• THE EXERCISE: Find each line with the string "Importance" and copy it.

• ROWS:
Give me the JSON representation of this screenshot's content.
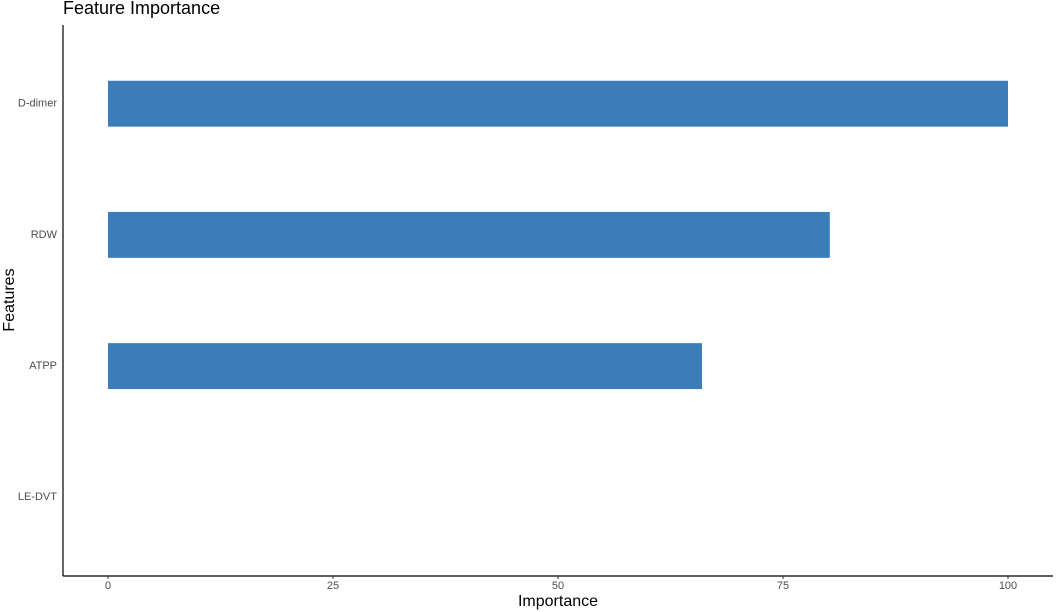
{
  "chart_data": {
    "type": "barh",
    "title": "Feature Importance",
    "x_label": "Importance",
    "y_label": "Features",
    "categories": [
      "D-dimer",
      "RDW",
      "ATPP",
      "LE-DVT"
    ],
    "values": [
      100,
      80.2,
      66,
      0
    ],
    "color": "#3a7db8",
    "xlim": [
      -5,
      105
    ],
    "xticks": [
      0,
      25,
      50,
      75,
      100
    ],
    "grid": false
  }
}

• ANSWER TO THE EXERCISE:
    "title": "Feature Importance",
    "x_label": "Importance",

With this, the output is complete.